* **Short exercise**:
Copy every entry precisely.

* **Records shown**:

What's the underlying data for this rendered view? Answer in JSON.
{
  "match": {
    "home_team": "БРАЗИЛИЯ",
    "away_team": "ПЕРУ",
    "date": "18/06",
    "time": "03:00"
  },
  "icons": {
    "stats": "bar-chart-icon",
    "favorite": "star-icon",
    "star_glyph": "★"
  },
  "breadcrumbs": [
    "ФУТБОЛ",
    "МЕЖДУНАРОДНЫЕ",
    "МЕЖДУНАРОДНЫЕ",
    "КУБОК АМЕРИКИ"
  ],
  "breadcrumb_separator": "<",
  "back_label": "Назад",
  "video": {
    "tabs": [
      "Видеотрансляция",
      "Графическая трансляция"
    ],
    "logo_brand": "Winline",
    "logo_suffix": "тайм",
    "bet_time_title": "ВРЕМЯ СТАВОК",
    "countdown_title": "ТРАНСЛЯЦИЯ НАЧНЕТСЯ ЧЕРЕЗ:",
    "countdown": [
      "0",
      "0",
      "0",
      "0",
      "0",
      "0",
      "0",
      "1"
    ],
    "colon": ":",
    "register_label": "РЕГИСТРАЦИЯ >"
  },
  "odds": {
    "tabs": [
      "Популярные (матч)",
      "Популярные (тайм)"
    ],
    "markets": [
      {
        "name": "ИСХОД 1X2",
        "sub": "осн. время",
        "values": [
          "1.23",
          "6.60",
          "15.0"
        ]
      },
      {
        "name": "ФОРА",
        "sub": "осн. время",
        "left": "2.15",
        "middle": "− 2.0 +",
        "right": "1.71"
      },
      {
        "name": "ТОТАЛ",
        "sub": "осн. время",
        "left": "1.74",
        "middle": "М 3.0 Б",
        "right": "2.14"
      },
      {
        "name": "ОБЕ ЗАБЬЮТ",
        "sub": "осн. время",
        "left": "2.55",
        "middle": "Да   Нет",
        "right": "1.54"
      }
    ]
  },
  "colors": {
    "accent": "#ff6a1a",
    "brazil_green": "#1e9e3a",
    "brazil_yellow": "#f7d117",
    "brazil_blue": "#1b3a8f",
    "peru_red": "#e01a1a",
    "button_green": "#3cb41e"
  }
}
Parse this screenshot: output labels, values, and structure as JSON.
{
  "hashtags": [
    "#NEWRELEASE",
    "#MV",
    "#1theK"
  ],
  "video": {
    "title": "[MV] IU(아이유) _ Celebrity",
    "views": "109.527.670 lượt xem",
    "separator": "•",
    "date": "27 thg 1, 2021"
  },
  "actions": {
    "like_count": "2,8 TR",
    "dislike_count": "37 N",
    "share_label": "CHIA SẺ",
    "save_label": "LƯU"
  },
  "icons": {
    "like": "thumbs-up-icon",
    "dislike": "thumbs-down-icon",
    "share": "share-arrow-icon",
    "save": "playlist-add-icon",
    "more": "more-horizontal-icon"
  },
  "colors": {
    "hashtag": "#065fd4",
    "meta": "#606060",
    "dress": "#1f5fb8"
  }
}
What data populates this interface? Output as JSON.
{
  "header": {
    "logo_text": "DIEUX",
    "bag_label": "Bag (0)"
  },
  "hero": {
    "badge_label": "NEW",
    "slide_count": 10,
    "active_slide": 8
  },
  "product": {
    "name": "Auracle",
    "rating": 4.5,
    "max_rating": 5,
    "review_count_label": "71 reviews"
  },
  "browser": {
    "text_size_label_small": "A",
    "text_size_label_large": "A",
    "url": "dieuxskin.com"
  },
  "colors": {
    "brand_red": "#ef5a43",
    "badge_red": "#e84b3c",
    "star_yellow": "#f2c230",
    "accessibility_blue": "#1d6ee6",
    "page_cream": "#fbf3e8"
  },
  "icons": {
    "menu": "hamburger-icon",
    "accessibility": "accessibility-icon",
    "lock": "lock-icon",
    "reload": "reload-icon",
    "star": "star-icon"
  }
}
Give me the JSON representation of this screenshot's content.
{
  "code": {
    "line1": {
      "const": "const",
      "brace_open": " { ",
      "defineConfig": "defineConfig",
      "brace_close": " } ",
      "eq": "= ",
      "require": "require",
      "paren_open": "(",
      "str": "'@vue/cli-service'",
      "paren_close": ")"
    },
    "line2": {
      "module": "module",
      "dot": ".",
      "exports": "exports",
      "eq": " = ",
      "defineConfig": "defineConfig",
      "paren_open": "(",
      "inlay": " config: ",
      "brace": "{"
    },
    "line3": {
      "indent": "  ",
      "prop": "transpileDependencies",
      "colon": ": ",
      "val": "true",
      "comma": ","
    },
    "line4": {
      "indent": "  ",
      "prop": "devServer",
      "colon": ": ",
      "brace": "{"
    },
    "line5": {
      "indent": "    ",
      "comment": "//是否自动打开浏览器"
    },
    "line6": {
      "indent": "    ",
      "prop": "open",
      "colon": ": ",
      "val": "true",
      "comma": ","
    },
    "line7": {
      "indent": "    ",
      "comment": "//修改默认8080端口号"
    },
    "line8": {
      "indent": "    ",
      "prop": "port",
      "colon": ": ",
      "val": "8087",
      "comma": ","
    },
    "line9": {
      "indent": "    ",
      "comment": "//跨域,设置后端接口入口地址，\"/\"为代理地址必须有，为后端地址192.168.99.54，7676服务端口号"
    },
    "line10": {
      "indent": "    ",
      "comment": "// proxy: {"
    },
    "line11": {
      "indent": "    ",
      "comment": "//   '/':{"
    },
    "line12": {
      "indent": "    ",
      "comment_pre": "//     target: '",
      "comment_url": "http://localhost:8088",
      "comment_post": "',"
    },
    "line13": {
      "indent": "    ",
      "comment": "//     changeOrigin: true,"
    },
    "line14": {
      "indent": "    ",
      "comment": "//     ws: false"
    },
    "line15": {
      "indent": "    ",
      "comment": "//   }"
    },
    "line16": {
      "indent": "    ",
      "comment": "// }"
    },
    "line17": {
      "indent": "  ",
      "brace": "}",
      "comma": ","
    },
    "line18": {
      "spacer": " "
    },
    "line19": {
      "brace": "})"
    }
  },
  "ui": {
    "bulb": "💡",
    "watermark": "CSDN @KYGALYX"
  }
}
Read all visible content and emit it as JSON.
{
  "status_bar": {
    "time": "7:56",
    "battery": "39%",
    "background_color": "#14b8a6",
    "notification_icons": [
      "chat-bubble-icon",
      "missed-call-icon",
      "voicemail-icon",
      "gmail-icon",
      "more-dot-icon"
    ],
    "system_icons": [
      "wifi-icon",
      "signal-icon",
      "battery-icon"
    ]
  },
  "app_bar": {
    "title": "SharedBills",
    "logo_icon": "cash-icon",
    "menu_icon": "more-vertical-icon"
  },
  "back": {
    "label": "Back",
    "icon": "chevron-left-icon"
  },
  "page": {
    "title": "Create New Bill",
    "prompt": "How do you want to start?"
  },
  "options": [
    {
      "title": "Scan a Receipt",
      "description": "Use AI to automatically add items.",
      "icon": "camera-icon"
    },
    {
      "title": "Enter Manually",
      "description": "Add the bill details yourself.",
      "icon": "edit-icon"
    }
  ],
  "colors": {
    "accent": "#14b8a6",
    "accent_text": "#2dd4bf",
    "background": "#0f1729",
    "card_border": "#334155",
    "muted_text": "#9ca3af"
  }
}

* **The result**:
What's the underlying data for this rendered view? Answer in JSON.
{
  "match": {
    "home_team": "БРАЗИЛИЯ",
    "away_team": "ПЕРУ",
    "date": "18/06",
    "time": "03:00"
  },
  "icons": {
    "stats": "bar-chart-icon",
    "favorite": "star-icon",
    "star_glyph": "★"
  },
  "breadcrumbs": [
    "ФУТБОЛ",
    "МЕЖДУНАРОДНЫЕ",
    "МЕЖДУНАРОДНЫЕ",
    "КУБОК АМЕРИКИ"
  ],
  "breadcrumb_separator": "<",
  "back_label": "Назад",
  "video": {
    "tabs": [
      "Видеотрансляция",
      "Графическая трансляция"
    ],
    "logo_brand": "Winline",
    "logo_suffix": "тайм",
    "bet_time_title": "ВРЕМЯ СТАВОК",
    "countdown_title": "ТРАНСЛЯЦИЯ НАЧНЕТСЯ ЧЕРЕЗ:",
    "countdown": [
      "0",
      "0",
      "0",
      "0",
      "0",
      "0",
      "0",
      "1"
    ],
    "colon": ":",
    "register_label": "РЕГИСТРАЦИЯ >"
  },
  "odds": {
    "tabs": [
      "Популярные (матч)",
      "Популярные (тайм)"
    ],
    "markets": [
      {
        "name": "ИСХОД 1X2",
        "sub": "осн. время",
        "values": [
          "1.23",
          "6.60",
          "15.0"
        ]
      },
      {
        "name": "ФОРА",
        "sub": "осн. время",
        "left": "2.15",
        "middle": "− 2.0 +",
        "right": "1.71"
      },
      {
        "name": "ТОТАЛ",
        "sub": "осн. время",
        "left": "1.74",
        "middle": "М 3.0 Б",
        "right": "2.14"
      },
      {
        "name": "ОБЕ ЗАБЬЮТ",
        "sub": "осн. время",
        "left": "2.55",
        "middle": "Да   Нет",
        "right": "1.54"
      }
    ]
  },
  "colors": {
    "accent": "#ff6a1a",
    "brazil_green": "#1e9e3a",
    "brazil_yellow": "#f7d117",
    "brazil_blue": "#1b3a8f",
    "peru_red": "#e01a1a",
    "button_green": "#3cb41e"
  }
}
Parse this screenshot: output labels, values, and structure as JSON.
{
  "hashtags": [
    "#NEWRELEASE",
    "#MV",
    "#1theK"
  ],
  "video": {
    "title": "[MV] IU(아이유) _ Celebrity",
    "views": "109.527.670 lượt xem",
    "separator": "•",
    "date": "27 thg 1, 2021"
  },
  "actions": {
    "like_count": "2,8 TR",
    "dislike_count": "37 N",
    "share_label": "CHIA SẺ",
    "save_label": "LƯU"
  },
  "icons": {
    "like": "thumbs-up-icon",
    "dislike": "thumbs-down-icon",
    "share": "share-arrow-icon",
    "save": "playlist-add-icon",
    "more": "more-horizontal-icon"
  },
  "colors": {
    "hashtag": "#065fd4",
    "meta": "#606060",
    "dress": "#1f5fb8"
  }
}
What data populates this interface? Output as JSON.
{
  "header": {
    "logo_text": "DIEUX",
    "bag_label": "Bag (0)"
  },
  "hero": {
    "badge_label": "NEW",
    "slide_count": 10,
    "active_slide": 8
  },
  "product": {
    "name": "Auracle",
    "rating": 4.5,
    "max_rating": 5,
    "review_count_label": "71 reviews"
  },
  "browser": {
    "text_size_label_small": "A",
    "text_size_label_large": "A",
    "url": "dieuxskin.com"
  },
  "colors": {
    "brand_red": "#ef5a43",
    "badge_red": "#e84b3c",
    "star_yellow": "#f2c230",
    "accessibility_blue": "#1d6ee6",
    "page_cream": "#fbf3e8"
  },
  "icons": {
    "menu": "hamburger-icon",
    "accessibility": "accessibility-icon",
    "lock": "lock-icon",
    "reload": "reload-icon",
    "star": "star-icon"
  }
}
Give me the JSON representation of this screenshot's content.
{
  "code": {
    "line1": {
      "const": "const",
      "brace_open": " { ",
      "defineConfig": "defineConfig",
      "brace_close": " } ",
      "eq": "= ",
      "require": "require",
      "paren_open": "(",
      "str": "'@vue/cli-service'",
      "paren_close": ")"
    },
    "line2": {
      "module": "module",
      "dot": ".",
      "exports": "exports",
      "eq": " = ",
      "defineConfig": "defineConfig",
      "paren_open": "(",
      "inlay": " config: ",
      "brace": "{"
    },
    "line3": {
      "indent": "  ",
      "prop": "transpileDependencies",
      "colon": ": ",
      "val": "true",
      "comma": ","
    },
    "line4": {
      "indent": "  ",
      "prop": "devServer",
      "colon": ": ",
      "brace": "{"
    },
    "line5": {
      "indent": "    ",
      "comment": "//是否自动打开浏览器"
    },
    "line6": {
      "indent": "    ",
      "prop": "open",
      "colon": ": ",
      "val": "true",
      "comma": ","
    },
    "line7": {
      "indent": "    ",
      "comment": "//修改默认8080端口号"
    },
    "line8": {
      "indent": "    ",
      "prop": "port",
      "colon": ": ",
      "val": "8087",
      "comma": ","
    },
    "line9": {
      "indent": "    ",
      "comment": "//跨域,设置后端接口入口地址，\"/\"为代理地址必须有，为后端地址192.168.99.54，7676服务端口号"
    },
    "line10": {
      "indent": "    ",
      "comment": "// proxy: {"
    },
    "line11": {
      "indent": "    ",
      "comment": "//   '/':{"
    },
    "line12": {
      "indent": "    ",
      "comment_pre": "//     target: '",
      "comment_url": "http://localhost:8088",
      "comment_post": "',"
    },
    "line13": {
      "indent": "    ",
      "comment": "//     changeOrigin: true,"
    },
    "line14": {
      "indent": "    ",
      "comment": "//     ws: false"
    },
    "line15": {
      "indent": "    ",
      "comment": "//   }"
    },
    "line16": {
      "indent": "    ",
      "comment": "// }"
    },
    "line17": {
      "indent": "  ",
      "brace": "}",
      "comma": ","
    },
    "line18": {
      "spacer": " "
    },
    "line19": {
      "brace": "})"
    }
  },
  "ui": {
    "bulb": "💡",
    "watermark": "CSDN @KYGALYX"
  }
}
Read all visible content and emit it as JSON.
{
  "status_bar": {
    "time": "7:56",
    "battery": "39%",
    "background_color": "#14b8a6",
    "notification_icons": [
      "chat-bubble-icon",
      "missed-call-icon",
      "voicemail-icon",
      "gmail-icon",
      "more-dot-icon"
    ],
    "system_icons": [
      "wifi-icon",
      "signal-icon",
      "battery-icon"
    ]
  },
  "app_bar": {
    "title": "SharedBills",
    "logo_icon": "cash-icon",
    "menu_icon": "more-vertical-icon"
  },
  "back": {
    "label": "Back",
    "icon": "chevron-left-icon"
  },
  "page": {
    "title": "Create New Bill",
    "prompt": "How do you want to start?"
  },
  "options": [
    {
      "title": "Scan a Receipt",
      "description": "Use AI to automatically add items.",
      "icon": "camera-icon"
    },
    {
      "title": "Enter Manually",
      "description": "Add the bill details yourself.",
      "icon": "edit-icon"
    }
  ],
  "colors": {
    "accent": "#14b8a6",
    "accent_text": "#2dd4bf",
    "background": "#0f1729",
    "card_border": "#334155",
    "muted_text": "#9ca3af"
  }
}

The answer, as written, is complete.